[Set problem]: Output the records. Match them exactly.

[Raw data]:
* Start *

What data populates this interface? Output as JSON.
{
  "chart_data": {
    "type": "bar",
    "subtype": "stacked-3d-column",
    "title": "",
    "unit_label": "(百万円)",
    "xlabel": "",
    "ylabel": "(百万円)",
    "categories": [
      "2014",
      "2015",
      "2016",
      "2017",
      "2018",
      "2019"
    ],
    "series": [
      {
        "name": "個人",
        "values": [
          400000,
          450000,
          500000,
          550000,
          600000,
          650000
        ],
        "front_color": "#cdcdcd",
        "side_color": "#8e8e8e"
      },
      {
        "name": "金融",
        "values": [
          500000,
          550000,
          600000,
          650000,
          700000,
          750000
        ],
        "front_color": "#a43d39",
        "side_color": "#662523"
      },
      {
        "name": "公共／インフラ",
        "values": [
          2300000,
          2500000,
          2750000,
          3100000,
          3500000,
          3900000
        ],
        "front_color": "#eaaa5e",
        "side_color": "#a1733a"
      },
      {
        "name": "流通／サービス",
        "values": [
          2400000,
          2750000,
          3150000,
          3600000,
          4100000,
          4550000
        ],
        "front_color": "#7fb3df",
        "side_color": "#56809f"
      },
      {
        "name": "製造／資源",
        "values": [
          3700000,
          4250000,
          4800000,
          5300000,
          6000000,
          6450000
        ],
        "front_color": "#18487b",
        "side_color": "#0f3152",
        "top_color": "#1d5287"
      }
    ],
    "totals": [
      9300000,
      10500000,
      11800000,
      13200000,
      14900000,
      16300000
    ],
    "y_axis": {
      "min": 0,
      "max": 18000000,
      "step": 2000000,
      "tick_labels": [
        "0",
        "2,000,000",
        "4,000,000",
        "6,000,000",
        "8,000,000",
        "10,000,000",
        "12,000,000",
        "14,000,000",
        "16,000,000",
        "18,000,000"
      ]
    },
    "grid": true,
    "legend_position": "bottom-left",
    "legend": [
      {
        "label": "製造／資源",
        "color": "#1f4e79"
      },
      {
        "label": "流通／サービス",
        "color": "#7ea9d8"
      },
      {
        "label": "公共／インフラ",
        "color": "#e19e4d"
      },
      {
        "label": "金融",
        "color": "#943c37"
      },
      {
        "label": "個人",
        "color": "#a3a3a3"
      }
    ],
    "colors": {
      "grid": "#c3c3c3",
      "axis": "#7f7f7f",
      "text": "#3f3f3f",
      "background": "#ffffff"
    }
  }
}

* End *

[Finished task]:
What data populates this interface? Output as JSON.
{
  "chart_data": {
    "type": "bar",
    "subtype": "stacked-3d-column",
    "title": "",
    "unit_label": "(百万円)",
    "xlabel": "",
    "ylabel": "(百万円)",
    "categories": [
      "2014",
      "2015",
      "2016",
      "2017",
      "2018",
      "2019"
    ],
    "series": [
      {
        "name": "個人",
        "values": [
          400000,
          450000,
          500000,
          550000,
          600000,
          650000
        ],
        "front_color": "#cdcdcd",
        "side_color": "#8e8e8e"
      },
      {
        "name": "金融",
        "values": [
          500000,
          550000,
          600000,
          650000,
          700000,
          750000
        ],
        "front_color": "#a43d39",
        "side_color": "#662523"
      },
      {
        "name": "公共／インフラ",
        "values": [
          2300000,
          2500000,
          2750000,
          3100000,
          3500000,
          3900000
        ],
        "front_color": "#eaaa5e",
        "side_color": "#a1733a"
      },
      {
        "name": "流通／サービス",
        "values": [
          2400000,
          2750000,
          3150000,
          3600000,
          4100000,
          4550000
        ],
        "front_color": "#7fb3df",
        "side_color": "#56809f"
      },
      {
        "name": "製造／資源",
        "values": [
          3700000,
          4250000,
          4800000,
          5300000,
          6000000,
          6450000
        ],
        "front_color": "#18487b",
        "side_color": "#0f3152",
        "top_color": "#1d5287"
      }
    ],
    "totals": [
      9300000,
      10500000,
      11800000,
      13200000,
      14900000,
      16300000
    ],
    "y_axis": {
      "min": 0,
      "max": 18000000,
      "step": 2000000,
      "tick_labels": [
        "0",
        "2,000,000",
        "4,000,000",
        "6,000,000",
        "8,000,000",
        "10,000,000",
        "12,000,000",
        "14,000,000",
        "16,000,000",
        "18,000,000"
      ]
    },
    "grid": true,
    "legend_position": "bottom-left",
    "legend": [
      {
        "label": "製造／資源",
        "color": "#1f4e79"
      },
      {
        "label": "流通／サービス",
        "color": "#7ea9d8"
      },
      {
        "label": "公共／インフラ",
        "color": "#e19e4d"
      },
      {
        "label": "金融",
        "color": "#943c37"
      },
      {
        "label": "個人",
        "color": "#a3a3a3"
      }
    ],
    "colors": {
      "grid": "#c3c3c3",
      "axis": "#7f7f7f",
      "text": "#3f3f3f",
      "background": "#ffffff"
    }
  }
}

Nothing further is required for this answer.